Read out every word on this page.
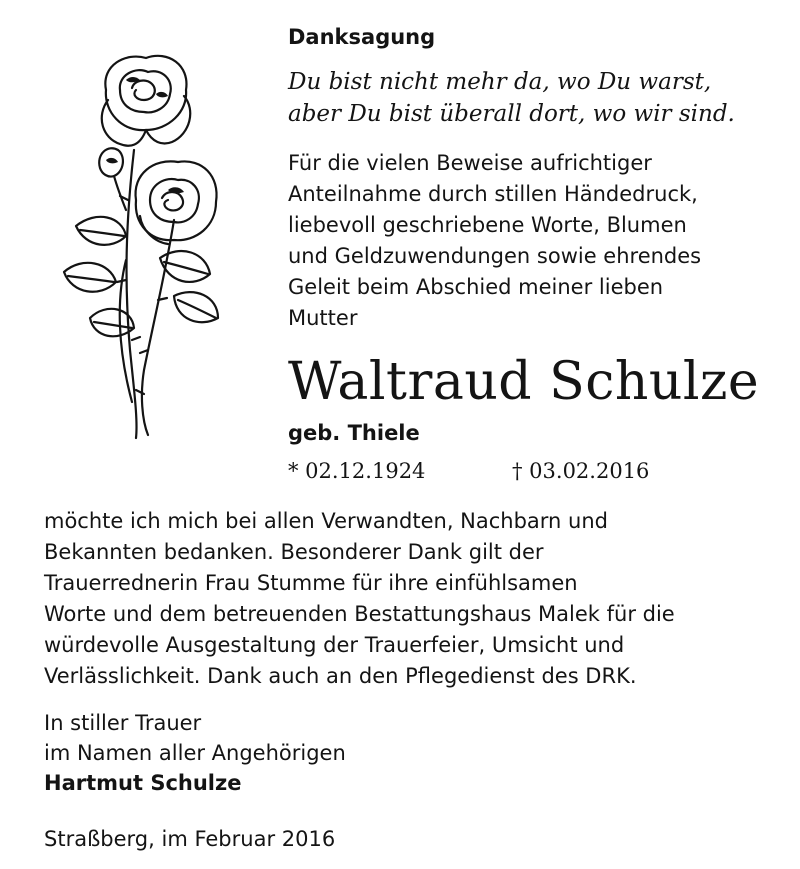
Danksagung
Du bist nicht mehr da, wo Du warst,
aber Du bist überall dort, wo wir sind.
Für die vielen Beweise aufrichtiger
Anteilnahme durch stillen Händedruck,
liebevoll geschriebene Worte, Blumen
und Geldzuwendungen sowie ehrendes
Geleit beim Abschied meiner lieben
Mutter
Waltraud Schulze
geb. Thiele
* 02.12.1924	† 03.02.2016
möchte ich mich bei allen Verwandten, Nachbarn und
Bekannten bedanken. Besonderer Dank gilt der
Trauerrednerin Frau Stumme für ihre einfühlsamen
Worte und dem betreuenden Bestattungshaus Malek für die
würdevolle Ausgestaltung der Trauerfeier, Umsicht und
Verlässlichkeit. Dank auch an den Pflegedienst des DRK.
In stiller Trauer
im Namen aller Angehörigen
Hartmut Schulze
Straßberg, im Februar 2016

> **TASK PROMPT**: Exclude the pictures and repeat every other part of the records word for word.

> **RESULT**:
Read out every word on this page.
Danksagung
Du bist nicht mehr da, wo Du warst,
aber Du bist überall dort, wo wir sind.
Für die vielen Beweise aufrichtiger
Anteilnahme durch stillen Händedruck,
liebevoll geschriebene Worte, Blumen
und Geldzuwendungen sowie ehrendes
Geleit beim Abschied meiner lieben
Mutter
Waltraud Schulze
geb. Thiele
* 02.12.1924	† 03.02.2016
möchte ich mich bei allen Verwandten, Nachbarn und
Bekannten bedanken. Besonderer Dank gilt der
Trauerrednerin Frau Stumme für ihre einfühlsamen
Worte und dem betreuenden Bestattungshaus Malek für die
würdevolle Ausgestaltung der Trauerfeier, Umsicht und
Verlässlichkeit. Dank auch an den Pflegedienst des DRK.
In stiller Trauer
im Namen aller Angehörigen
Hartmut Schulze
Straßberg, im Februar 2016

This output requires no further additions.